Stored data entries
━━━

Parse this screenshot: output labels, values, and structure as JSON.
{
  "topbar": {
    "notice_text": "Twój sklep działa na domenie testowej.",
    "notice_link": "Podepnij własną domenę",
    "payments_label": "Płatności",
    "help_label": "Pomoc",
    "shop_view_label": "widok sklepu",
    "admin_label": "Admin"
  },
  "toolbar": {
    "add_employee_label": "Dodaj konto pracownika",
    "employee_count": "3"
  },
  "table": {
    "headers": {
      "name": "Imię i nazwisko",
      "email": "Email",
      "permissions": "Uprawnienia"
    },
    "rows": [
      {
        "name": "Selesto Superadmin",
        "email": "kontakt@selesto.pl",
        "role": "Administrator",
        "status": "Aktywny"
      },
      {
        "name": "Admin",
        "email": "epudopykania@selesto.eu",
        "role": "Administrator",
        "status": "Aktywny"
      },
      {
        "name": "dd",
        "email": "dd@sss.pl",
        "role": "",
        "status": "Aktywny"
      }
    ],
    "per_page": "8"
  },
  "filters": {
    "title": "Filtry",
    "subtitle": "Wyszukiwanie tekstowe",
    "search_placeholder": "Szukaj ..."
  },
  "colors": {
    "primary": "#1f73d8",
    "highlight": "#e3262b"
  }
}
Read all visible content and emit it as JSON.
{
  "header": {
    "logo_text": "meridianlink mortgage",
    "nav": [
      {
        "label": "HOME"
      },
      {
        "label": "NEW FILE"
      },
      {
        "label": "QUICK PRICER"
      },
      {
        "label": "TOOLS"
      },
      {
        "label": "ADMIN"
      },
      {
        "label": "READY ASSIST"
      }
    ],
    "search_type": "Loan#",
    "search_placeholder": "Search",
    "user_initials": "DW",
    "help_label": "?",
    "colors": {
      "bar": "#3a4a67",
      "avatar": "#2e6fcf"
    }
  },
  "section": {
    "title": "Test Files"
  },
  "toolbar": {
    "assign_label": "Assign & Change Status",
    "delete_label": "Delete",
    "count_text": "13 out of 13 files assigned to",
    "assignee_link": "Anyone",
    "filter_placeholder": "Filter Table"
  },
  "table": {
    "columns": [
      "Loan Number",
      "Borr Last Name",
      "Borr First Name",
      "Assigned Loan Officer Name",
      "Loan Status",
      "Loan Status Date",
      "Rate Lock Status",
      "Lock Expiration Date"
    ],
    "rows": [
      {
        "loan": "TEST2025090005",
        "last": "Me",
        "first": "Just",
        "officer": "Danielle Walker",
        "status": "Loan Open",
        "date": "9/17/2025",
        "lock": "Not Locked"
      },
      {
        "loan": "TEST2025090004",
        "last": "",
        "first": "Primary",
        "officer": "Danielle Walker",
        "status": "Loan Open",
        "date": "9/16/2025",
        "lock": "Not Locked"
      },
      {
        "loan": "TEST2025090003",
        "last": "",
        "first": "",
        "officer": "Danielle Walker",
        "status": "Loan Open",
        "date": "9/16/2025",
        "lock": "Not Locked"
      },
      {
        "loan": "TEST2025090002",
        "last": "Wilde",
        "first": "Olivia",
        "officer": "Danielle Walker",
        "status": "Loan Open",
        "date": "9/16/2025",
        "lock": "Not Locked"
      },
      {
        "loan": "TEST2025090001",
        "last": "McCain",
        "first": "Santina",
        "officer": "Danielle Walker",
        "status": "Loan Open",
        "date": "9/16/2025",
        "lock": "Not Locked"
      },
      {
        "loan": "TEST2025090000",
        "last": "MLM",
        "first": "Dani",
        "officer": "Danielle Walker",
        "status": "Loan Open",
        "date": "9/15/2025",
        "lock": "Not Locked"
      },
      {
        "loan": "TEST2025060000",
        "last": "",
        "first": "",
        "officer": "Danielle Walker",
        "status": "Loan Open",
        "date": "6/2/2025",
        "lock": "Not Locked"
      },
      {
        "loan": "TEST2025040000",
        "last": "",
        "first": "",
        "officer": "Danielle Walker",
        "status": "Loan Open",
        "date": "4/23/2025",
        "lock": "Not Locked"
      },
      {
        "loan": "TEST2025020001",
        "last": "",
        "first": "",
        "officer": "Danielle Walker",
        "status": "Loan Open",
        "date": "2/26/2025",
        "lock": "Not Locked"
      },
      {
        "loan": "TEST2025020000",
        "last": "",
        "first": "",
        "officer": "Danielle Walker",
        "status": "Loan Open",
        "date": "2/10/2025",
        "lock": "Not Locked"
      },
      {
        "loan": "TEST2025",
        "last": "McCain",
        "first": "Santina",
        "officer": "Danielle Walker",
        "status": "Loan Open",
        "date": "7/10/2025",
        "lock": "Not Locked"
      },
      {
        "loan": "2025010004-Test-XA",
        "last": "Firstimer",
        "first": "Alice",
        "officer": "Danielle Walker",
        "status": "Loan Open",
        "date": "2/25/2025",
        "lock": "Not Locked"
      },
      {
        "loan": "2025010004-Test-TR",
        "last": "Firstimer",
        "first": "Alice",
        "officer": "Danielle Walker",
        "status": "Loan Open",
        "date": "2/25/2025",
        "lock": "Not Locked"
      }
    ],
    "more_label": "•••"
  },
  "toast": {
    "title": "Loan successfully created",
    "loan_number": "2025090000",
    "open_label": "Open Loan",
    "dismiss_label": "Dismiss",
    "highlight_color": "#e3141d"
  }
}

━━━

# [Short exercise]
Return every entry verbatim.

# [Correct result]
Parse this screenshot: output labels, values, and structure as JSON.
{
  "topbar": {
    "notice_text": "Twój sklep działa na domenie testowej.",
    "notice_link": "Podepnij własną domenę",
    "payments_label": "Płatności",
    "help_label": "Pomoc",
    "shop_view_label": "widok sklepu",
    "admin_label": "Admin"
  },
  "toolbar": {
    "add_employee_label": "Dodaj konto pracownika",
    "employee_count": "3"
  },
  "table": {
    "headers": {
      "name": "Imię i nazwisko",
      "email": "Email",
      "permissions": "Uprawnienia"
    },
    "rows": [
      {
        "name": "Selesto Superadmin",
        "email": "kontakt@selesto.pl",
        "role": "Administrator",
        "status": "Aktywny"
      },
      {
        "name": "Admin",
        "email": "epudopykania@selesto.eu",
        "role": "Administrator",
        "status": "Aktywny"
      },
      {
        "name": "dd",
        "email": "dd@sss.pl",
        "role": "",
        "status": "Aktywny"
      }
    ],
    "per_page": "8"
  },
  "filters": {
    "title": "Filtry",
    "subtitle": "Wyszukiwanie tekstowe",
    "search_placeholder": "Szukaj ..."
  },
  "colors": {
    "primary": "#1f73d8",
    "highlight": "#e3262b"
  }
}
Read all visible content and emit it as JSON.
{
  "header": {
    "logo_text": "meridianlink mortgage",
    "nav": [
      {
        "label": "HOME"
      },
      {
        "label": "NEW FILE"
      },
      {
        "label": "QUICK PRICER"
      },
      {
        "label": "TOOLS"
      },
      {
        "label": "ADMIN"
      },
      {
        "label": "READY ASSIST"
      }
    ],
    "search_type": "Loan#",
    "search_placeholder": "Search",
    "user_initials": "DW",
    "help_label": "?",
    "colors": {
      "bar": "#3a4a67",
      "avatar": "#2e6fcf"
    }
  },
  "section": {
    "title": "Test Files"
  },
  "toolbar": {
    "assign_label": "Assign & Change Status",
    "delete_label": "Delete",
    "count_text": "13 out of 13 files assigned to",
    "assignee_link": "Anyone",
    "filter_placeholder": "Filter Table"
  },
  "table": {
    "columns": [
      "Loan Number",
      "Borr Last Name",
      "Borr First Name",
      "Assigned Loan Officer Name",
      "Loan Status",
      "Loan Status Date",
      "Rate Lock Status",
      "Lock Expiration Date"
    ],
    "rows": [
      {
        "loan": "TEST2025090005",
        "last": "Me",
        "first": "Just",
        "officer": "Danielle Walker",
        "status": "Loan Open",
        "date": "9/17/2025",
        "lock": "Not Locked"
      },
      {
        "loan": "TEST2025090004",
        "last": "",
        "first": "Primary",
        "officer": "Danielle Walker",
        "status": "Loan Open",
        "date": "9/16/2025",
        "lock": "Not Locked"
      },
      {
        "loan": "TEST2025090003",
        "last": "",
        "first": "",
        "officer": "Danielle Walker",
        "status": "Loan Open",
        "date": "9/16/2025",
        "lock": "Not Locked"
      },
      {
        "loan": "TEST2025090002",
        "last": "Wilde",
        "first": "Olivia",
        "officer": "Danielle Walker",
        "status": "Loan Open",
        "date": "9/16/2025",
        "lock": "Not Locked"
      },
      {
        "loan": "TEST2025090001",
        "last": "McCain",
        "first": "Santina",
        "officer": "Danielle Walker",
        "status": "Loan Open",
        "date": "9/16/2025",
        "lock": "Not Locked"
      },
      {
        "loan": "TEST2025090000",
        "last": "MLM",
        "first": "Dani",
        "officer": "Danielle Walker",
        "status": "Loan Open",
        "date": "9/15/2025",
        "lock": "Not Locked"
      },
      {
        "loan": "TEST2025060000",
        "last": "",
        "first": "",
        "officer": "Danielle Walker",
        "status": "Loan Open",
        "date": "6/2/2025",
        "lock": "Not Locked"
      },
      {
        "loan": "TEST2025040000",
        "last": "",
        "first": "",
        "officer": "Danielle Walker",
        "status": "Loan Open",
        "date": "4/23/2025",
        "lock": "Not Locked"
      },
      {
        "loan": "TEST2025020001",
        "last": "",
        "first": "",
        "officer": "Danielle Walker",
        "status": "Loan Open",
        "date": "2/26/2025",
        "lock": "Not Locked"
      },
      {
        "loan": "TEST2025020000",
        "last": "",
        "first": "",
        "officer": "Danielle Walker",
        "status": "Loan Open",
        "date": "2/10/2025",
        "lock": "Not Locked"
      },
      {
        "loan": "TEST2025",
        "last": "McCain",
        "first": "Santina",
        "officer": "Danielle Walker",
        "status": "Loan Open",
        "date": "7/10/2025",
        "lock": "Not Locked"
      },
      {
        "loan": "2025010004-Test-XA",
        "last": "Firstimer",
        "first": "Alice",
        "officer": "Danielle Walker",
        "status": "Loan Open",
        "date": "2/25/2025",
        "lock": "Not Locked"
      },
      {
        "loan": "2025010004-Test-TR",
        "last": "Firstimer",
        "first": "Alice",
        "officer": "Danielle Walker",
        "status": "Loan Open",
        "date": "2/25/2025",
        "lock": "Not Locked"
      }
    ],
    "more_label": "•••"
  },
  "toast": {
    "title": "Loan successfully created",
    "loan_number": "2025090000",
    "open_label": "Open Loan",
    "dismiss_label": "Dismiss",
    "highlight_color": "#e3141d"
  }
}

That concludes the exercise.